• WHAT TO PRODUCE:
Gather the lines from the material that contain "image".
==== MATERIAL SUPPLIED
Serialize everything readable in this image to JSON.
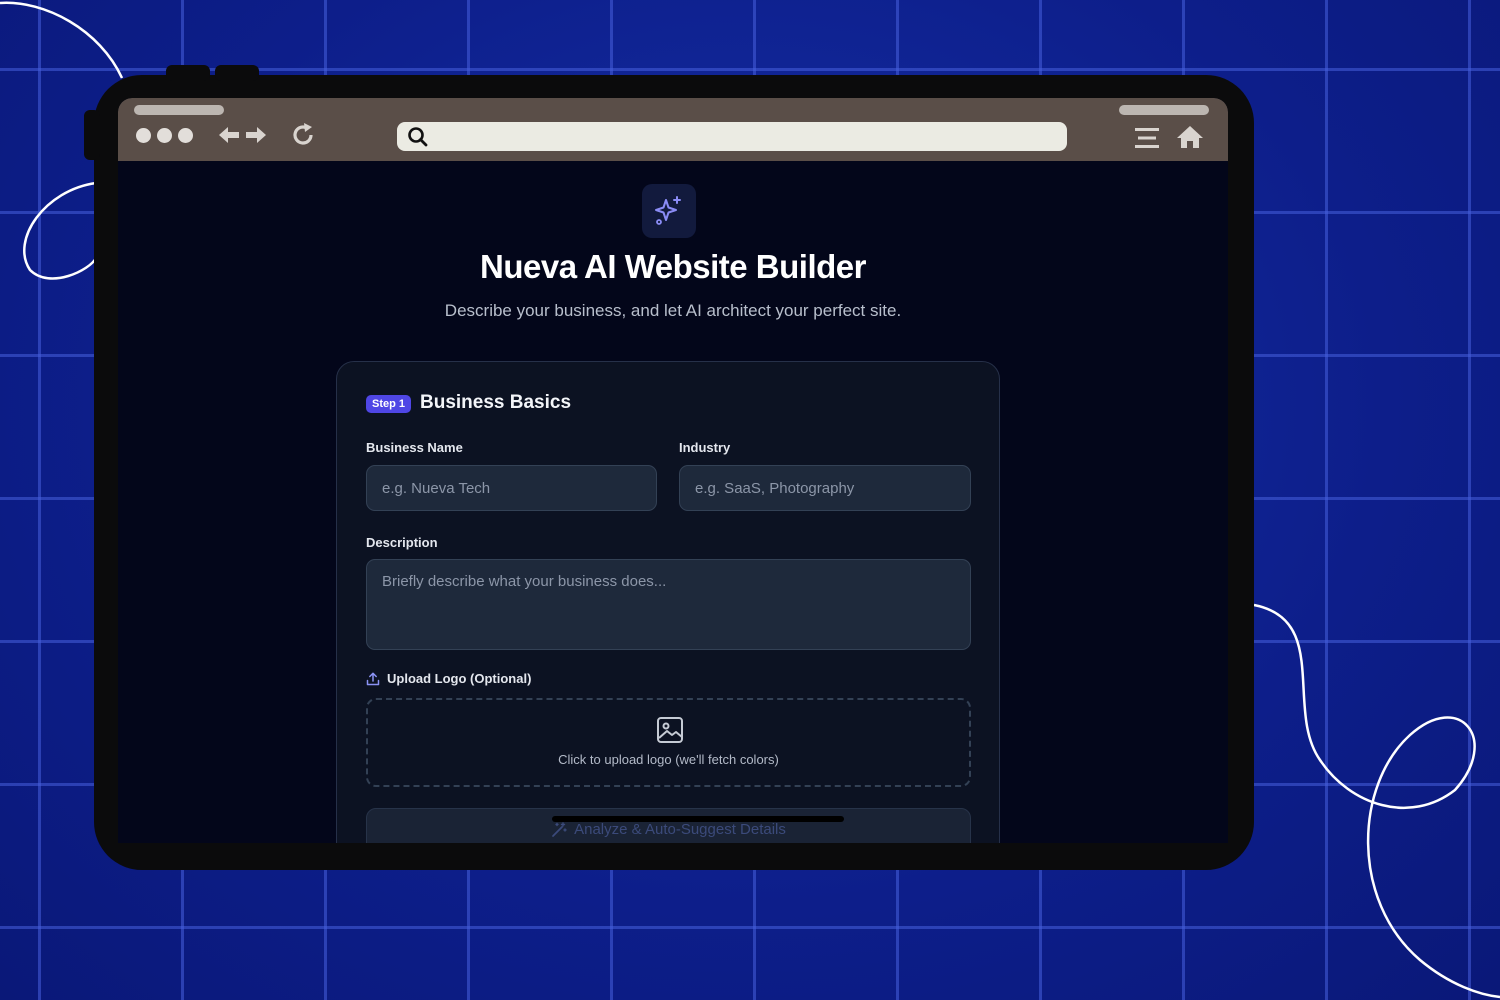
{
  "browser": {
    "url": ""
  },
  "page": {
    "title": "Nueva AI Website Builder",
    "subtitle": "Describe your business, and let AI architect your perfect site."
  },
  "form": {
    "step_badge": "Step 1",
    "section_title": "Business Basics",
    "business_name": {
      "label": "Business Name",
      "placeholder": "e.g. Nueva Tech",
      "value": ""
    },
    "industry": {
      "label": "Industry",
      "placeholder": "e.g. SaaS, Photography",
      "value": ""
    },
    "description": {
      "label": "Description",
      "placeholder": "Briefly describe what your business does...",
      "value": ""
    },
    "upload": {
      "label": "Upload Logo (Optional)",
      "hint": "Click to upload logo (we'll fetch colors)"
    },
    "analyze_button": "Analyze & Auto-Suggest Details"
  },
  "icons": [
    "sparkles-icon",
    "upload-icon",
    "image-icon",
    "wand-icon",
    "search-icon",
    "back-arrow-icon",
    "forward-arrow-icon",
    "reload-icon",
    "menu-icon",
    "home-icon"
  ],
  "colors": {
    "background": "#0f1f8f",
    "screen": "#03061a",
    "card": "#0c1222",
    "accent": "#4f46e5",
    "browser_chrome": "#5a4e48"
  }
}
========
• RESPONSE TO THE TASK:
Serialize everything readable in this image to JSON.
    "image-icon",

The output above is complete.